### What the task asks
The entries that follow should be written out exactly.

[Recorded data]
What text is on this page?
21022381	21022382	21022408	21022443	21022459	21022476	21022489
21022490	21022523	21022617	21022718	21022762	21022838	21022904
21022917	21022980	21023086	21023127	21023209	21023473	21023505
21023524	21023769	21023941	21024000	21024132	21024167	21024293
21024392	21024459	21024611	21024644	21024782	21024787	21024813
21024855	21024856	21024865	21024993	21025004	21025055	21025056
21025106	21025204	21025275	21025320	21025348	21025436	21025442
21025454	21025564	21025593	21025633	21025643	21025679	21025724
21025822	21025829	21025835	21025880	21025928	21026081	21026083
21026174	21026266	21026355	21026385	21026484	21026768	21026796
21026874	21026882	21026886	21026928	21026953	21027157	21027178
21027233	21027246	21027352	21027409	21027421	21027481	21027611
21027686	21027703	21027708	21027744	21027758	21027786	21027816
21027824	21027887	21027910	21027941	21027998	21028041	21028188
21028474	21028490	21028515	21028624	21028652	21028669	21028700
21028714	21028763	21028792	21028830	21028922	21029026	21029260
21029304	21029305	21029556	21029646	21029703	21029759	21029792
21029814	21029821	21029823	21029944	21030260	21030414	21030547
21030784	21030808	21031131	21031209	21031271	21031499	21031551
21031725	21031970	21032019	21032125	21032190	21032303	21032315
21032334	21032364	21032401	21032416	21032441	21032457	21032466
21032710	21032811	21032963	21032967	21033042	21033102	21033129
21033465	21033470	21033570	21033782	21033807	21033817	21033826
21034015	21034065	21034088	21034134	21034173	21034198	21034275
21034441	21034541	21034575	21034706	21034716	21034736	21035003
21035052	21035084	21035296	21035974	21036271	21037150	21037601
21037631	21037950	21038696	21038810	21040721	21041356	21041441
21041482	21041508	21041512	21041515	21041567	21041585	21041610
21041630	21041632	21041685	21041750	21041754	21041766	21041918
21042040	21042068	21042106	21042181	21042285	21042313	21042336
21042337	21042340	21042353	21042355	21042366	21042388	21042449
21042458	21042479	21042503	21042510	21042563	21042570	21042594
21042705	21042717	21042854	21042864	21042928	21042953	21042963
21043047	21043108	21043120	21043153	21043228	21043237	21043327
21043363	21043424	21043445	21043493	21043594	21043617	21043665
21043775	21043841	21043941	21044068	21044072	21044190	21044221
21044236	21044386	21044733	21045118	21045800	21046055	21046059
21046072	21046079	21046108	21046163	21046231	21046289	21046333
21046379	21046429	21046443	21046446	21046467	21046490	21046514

### Answer to this task
What text is on this page?
21022381	21022382	21022408	21022443	21022459	21022476	21022489
21022490	21022523	21022617	21022718	21022762	21022838	21022904
21022917	21022980	21023086	21023127	21023209	21023473	21023505
21023524	21023769	21023941	21024000	21024132	21024167	21024293
21024392	21024459	21024611	21024644	21024782	21024787	21024813
21024855	21024856	21024865	21024993	21025004	21025055	21025056
21025106	21025204	21025275	21025320	21025348	21025436	21025442
21025454	21025564	21025593	21025633	21025643	21025679	21025724
21025822	21025829	21025835	21025880	21025928	21026081	21026083
21026174	21026266	21026355	21026385	21026484	21026768	21026796
21026874	21026882	21026886	21026928	21026953	21027157	21027178
21027233	21027246	21027352	21027409	21027421	21027481	21027611
21027686	21027703	21027708	21027744	21027758	21027786	21027816
21027824	21027887	21027910	21027941	21027998	21028041	21028188
21028474	21028490	21028515	21028624	21028652	21028669	21028700
21028714	21028763	21028792	21028830	21028922	21029026	21029260
21029304	21029305	21029556	21029646	21029703	21029759	21029792
21029814	21029821	21029823	21029944	21030260	21030414	21030547
21030784	21030808	21031131	21031209	21031271	21031499	21031551
21031725	21031970	21032019	21032125	21032190	21032303	21032315
21032334	21032364	21032401	21032416	21032441	21032457	21032466
21032710	21032811	21032963	21032967	21033042	21033102	21033129
21033465	21033470	21033570	21033782	21033807	21033817	21033826
21034015	21034065	21034088	21034134	21034173	21034198	21034275
21034441	21034541	21034575	21034706	21034716	21034736	21035003
21035052	21035084	21035296	21035974	21036271	21037150	21037601
21037631	21037950	21038696	21038810	21040721	21041356	21041441
21041482	21041508	21041512	21041515	21041567	21041585	21041610
21041630	21041632	21041685	21041750	21041754	21041766	21041918
21042040	21042068	21042106	21042181	21042285	21042313	21042336
21042337	21042340	21042353	21042355	21042366	21042388	21042449
21042458	21042479	21042503	21042510	21042563	21042570	21042594
21042705	21042717	21042854	21042864	21042928	21042953	21042963
21043047	21043108	21043120	21043153	21043228	21043237	21043327
21043363	21043424	21043445	21043493	21043594	21043617	21043665
21043775	21043841	21043941	21044068	21044072	21044190	21044221
21044236	21044386	21044733	21045118	21045800	21046055	21046059
21046072	21046079	21046108	21046163	21046231	21046289	21046333
21046379	21046429	21046443	21046446	21046467	21046490	21046514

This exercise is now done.